-- INPUT ROWS start --
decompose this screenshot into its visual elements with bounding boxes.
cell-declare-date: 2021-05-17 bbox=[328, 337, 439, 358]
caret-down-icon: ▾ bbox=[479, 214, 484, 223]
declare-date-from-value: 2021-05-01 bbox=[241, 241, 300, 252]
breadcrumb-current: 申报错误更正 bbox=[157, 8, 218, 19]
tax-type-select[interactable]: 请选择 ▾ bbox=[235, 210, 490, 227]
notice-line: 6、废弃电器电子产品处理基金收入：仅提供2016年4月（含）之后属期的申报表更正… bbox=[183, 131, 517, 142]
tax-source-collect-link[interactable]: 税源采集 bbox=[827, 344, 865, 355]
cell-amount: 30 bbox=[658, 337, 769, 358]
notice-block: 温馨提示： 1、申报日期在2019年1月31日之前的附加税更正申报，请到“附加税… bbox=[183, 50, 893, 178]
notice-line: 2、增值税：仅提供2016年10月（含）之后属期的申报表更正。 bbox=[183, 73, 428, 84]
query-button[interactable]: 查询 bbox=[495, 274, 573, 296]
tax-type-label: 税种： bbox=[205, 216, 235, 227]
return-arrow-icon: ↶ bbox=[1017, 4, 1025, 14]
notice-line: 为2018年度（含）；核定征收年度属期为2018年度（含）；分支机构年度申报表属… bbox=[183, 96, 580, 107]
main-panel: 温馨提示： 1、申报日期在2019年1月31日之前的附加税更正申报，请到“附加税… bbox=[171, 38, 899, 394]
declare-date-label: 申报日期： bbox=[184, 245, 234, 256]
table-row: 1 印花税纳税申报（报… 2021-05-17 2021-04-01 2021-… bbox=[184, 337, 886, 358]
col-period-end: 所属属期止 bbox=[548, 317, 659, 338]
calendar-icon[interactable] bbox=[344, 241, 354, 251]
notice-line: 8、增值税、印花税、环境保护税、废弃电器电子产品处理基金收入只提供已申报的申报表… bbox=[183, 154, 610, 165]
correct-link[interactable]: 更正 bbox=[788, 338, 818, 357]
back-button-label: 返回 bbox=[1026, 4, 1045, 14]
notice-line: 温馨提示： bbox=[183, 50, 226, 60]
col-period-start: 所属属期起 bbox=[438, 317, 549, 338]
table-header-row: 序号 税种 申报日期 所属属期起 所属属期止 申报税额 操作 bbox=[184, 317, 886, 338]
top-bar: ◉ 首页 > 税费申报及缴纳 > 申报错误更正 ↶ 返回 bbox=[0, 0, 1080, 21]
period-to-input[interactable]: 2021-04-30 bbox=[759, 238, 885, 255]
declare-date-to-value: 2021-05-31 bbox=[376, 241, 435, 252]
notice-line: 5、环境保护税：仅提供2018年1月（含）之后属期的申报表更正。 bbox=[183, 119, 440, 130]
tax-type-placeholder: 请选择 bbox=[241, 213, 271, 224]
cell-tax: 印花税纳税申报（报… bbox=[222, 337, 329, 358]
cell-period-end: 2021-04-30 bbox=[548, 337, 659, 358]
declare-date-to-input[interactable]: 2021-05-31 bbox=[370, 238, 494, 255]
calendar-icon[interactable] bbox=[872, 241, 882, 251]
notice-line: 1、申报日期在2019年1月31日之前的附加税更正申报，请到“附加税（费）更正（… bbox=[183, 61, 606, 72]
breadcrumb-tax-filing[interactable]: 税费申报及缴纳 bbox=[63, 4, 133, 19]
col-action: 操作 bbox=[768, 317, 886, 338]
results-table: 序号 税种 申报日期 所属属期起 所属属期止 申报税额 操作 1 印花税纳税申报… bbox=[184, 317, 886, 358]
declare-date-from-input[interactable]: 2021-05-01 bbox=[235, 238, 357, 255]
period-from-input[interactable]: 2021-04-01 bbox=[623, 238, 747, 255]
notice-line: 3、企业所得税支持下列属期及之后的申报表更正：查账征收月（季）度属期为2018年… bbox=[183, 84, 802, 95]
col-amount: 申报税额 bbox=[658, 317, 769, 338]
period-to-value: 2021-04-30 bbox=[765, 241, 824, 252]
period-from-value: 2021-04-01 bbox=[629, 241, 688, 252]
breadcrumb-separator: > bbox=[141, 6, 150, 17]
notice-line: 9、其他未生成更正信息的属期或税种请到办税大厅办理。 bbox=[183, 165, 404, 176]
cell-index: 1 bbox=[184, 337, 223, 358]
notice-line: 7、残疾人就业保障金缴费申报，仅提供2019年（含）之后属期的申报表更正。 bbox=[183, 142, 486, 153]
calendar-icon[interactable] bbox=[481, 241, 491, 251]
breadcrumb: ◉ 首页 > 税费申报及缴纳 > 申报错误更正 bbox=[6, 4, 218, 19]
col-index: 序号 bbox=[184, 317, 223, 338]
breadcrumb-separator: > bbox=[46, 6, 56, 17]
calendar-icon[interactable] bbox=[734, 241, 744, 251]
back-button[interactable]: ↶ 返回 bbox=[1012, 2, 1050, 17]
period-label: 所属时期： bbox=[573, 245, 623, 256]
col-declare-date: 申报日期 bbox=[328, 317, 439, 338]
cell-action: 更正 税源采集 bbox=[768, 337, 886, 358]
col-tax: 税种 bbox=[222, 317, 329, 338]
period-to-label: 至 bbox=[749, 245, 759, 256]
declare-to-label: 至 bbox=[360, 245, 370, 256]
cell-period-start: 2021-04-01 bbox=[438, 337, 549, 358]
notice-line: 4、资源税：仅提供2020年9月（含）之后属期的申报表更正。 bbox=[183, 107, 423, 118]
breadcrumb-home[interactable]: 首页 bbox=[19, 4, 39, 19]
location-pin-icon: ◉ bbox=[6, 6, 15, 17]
-- INPUT ROWS end --
### [OBJECTIVE]
Please update the data above by changing every "notice-line" to "tip-line", keeping everything else unchanged.

### [TASK ANSWER]
decompose this screenshot into its visual elements with bounding boxes.
cell-declare-date: 2021-05-17 bbox=[328, 337, 439, 358]
caret-down-icon: ▾ bbox=[479, 214, 484, 223]
declare-date-from-value: 2021-05-01 bbox=[241, 241, 300, 252]
breadcrumb-current: 申报错误更正 bbox=[157, 8, 218, 19]
tax-type-select[interactable]: 请选择 ▾ bbox=[235, 210, 490, 227]
tip-line: 6、废弃电器电子产品处理基金收入：仅提供2016年4月（含）之后属期的申报表更正… bbox=[183, 131, 517, 142]
tax-source-collect-link[interactable]: 税源采集 bbox=[827, 344, 865, 355]
cell-amount: 30 bbox=[658, 337, 769, 358]
notice-block: 温馨提示： 1、申报日期在2019年1月31日之前的附加税更正申报，请到“附加税… bbox=[183, 50, 893, 178]
tip-line: 2、增值税：仅提供2016年10月（含）之后属期的申报表更正。 bbox=[183, 73, 428, 84]
query-button[interactable]: 查询 bbox=[495, 274, 573, 296]
tax-type-label: 税种： bbox=[205, 216, 235, 227]
return-arrow-icon: ↶ bbox=[1017, 4, 1025, 14]
tip-line: 为2018年度（含）；核定征收年度属期为2018年度（含）；分支机构年度申报表属… bbox=[183, 96, 580, 107]
main-panel: 温馨提示： 1、申报日期在2019年1月31日之前的附加税更正申报，请到“附加税… bbox=[171, 38, 899, 394]
declare-date-label: 申报日期： bbox=[184, 245, 234, 256]
table-row: 1 印花税纳税申报（报… 2021-05-17 2021-04-01 2021-… bbox=[184, 337, 886, 358]
col-period-end: 所属属期止 bbox=[548, 317, 659, 338]
calendar-icon[interactable] bbox=[344, 241, 354, 251]
tip-line: 8、增值税、印花税、环境保护税、废弃电器电子产品处理基金收入只提供已申报的申报表… bbox=[183, 154, 610, 165]
correct-link[interactable]: 更正 bbox=[788, 338, 818, 357]
back-button-label: 返回 bbox=[1026, 4, 1045, 14]
tip-line: 温馨提示： bbox=[183, 50, 226, 60]
col-period-start: 所属属期起 bbox=[438, 317, 549, 338]
table-header-row: 序号 税种 申报日期 所属属期起 所属属期止 申报税额 操作 bbox=[184, 317, 886, 338]
top-bar: ◉ 首页 > 税费申报及缴纳 > 申报错误更正 ↶ 返回 bbox=[0, 0, 1080, 21]
period-to-input[interactable]: 2021-04-30 bbox=[759, 238, 885, 255]
declare-date-to-value: 2021-05-31 bbox=[376, 241, 435, 252]
tip-line: 5、环境保护税：仅提供2018年1月（含）之后属期的申报表更正。 bbox=[183, 119, 440, 130]
tax-type-placeholder: 请选择 bbox=[241, 213, 271, 224]
cell-tax: 印花税纳税申报（报… bbox=[222, 337, 329, 358]
cell-period-end: 2021-04-30 bbox=[548, 337, 659, 358]
declare-date-to-input[interactable]: 2021-05-31 bbox=[370, 238, 494, 255]
calendar-icon[interactable] bbox=[872, 241, 882, 251]
tip-line: 1、申报日期在2019年1月31日之前的附加税更正申报，请到“附加税（费）更正（… bbox=[183, 61, 606, 72]
breadcrumb-tax-filing[interactable]: 税费申报及缴纳 bbox=[63, 4, 133, 19]
col-action: 操作 bbox=[768, 317, 886, 338]
results-table: 序号 税种 申报日期 所属属期起 所属属期止 申报税额 操作 1 印花税纳税申报… bbox=[184, 317, 886, 358]
declare-date-from-input[interactable]: 2021-05-01 bbox=[235, 238, 357, 255]
period-from-input[interactable]: 2021-04-01 bbox=[623, 238, 747, 255]
tip-line: 3、企业所得税支持下列属期及之后的申报表更正：查账征收月（季）度属期为2018年… bbox=[183, 84, 802, 95]
col-amount: 申报税额 bbox=[658, 317, 769, 338]
period-to-value: 2021-04-30 bbox=[765, 241, 824, 252]
period-from-value: 2021-04-01 bbox=[629, 241, 688, 252]
breadcrumb-separator: > bbox=[141, 6, 150, 17]
tip-line: 9、其他未生成更正信息的属期或税种请到办税大厅办理。 bbox=[183, 165, 404, 176]
cell-index: 1 bbox=[184, 337, 223, 358]
tip-line: 7、残疾人就业保障金缴费申报，仅提供2019年（含）之后属期的申报表更正。 bbox=[183, 142, 486, 153]
calendar-icon[interactable] bbox=[481, 241, 491, 251]
breadcrumb: ◉ 首页 > 税费申报及缴纳 > 申报错误更正 bbox=[6, 4, 218, 19]
col-index: 序号 bbox=[184, 317, 223, 338]
breadcrumb-separator: > bbox=[46, 6, 56, 17]
calendar-icon[interactable] bbox=[734, 241, 744, 251]
back-button[interactable]: ↶ 返回 bbox=[1012, 2, 1050, 17]
period-label: 所属时期： bbox=[573, 245, 623, 256]
col-declare-date: 申报日期 bbox=[328, 317, 439, 338]
cell-action: 更正 税源采集 bbox=[768, 337, 886, 358]
col-tax: 税种 bbox=[222, 317, 329, 338]
period-to-label: 至 bbox=[749, 245, 759, 256]
declare-to-label: 至 bbox=[360, 245, 370, 256]
cell-period-start: 2021-04-01 bbox=[438, 337, 549, 358]
tip-line: 4、资源税：仅提供2020年9月（含）之后属期的申报表更正。 bbox=[183, 107, 423, 118]
breadcrumb-home[interactable]: 首页 bbox=[19, 4, 39, 19]
location-pin-icon: ◉ bbox=[6, 6, 15, 17]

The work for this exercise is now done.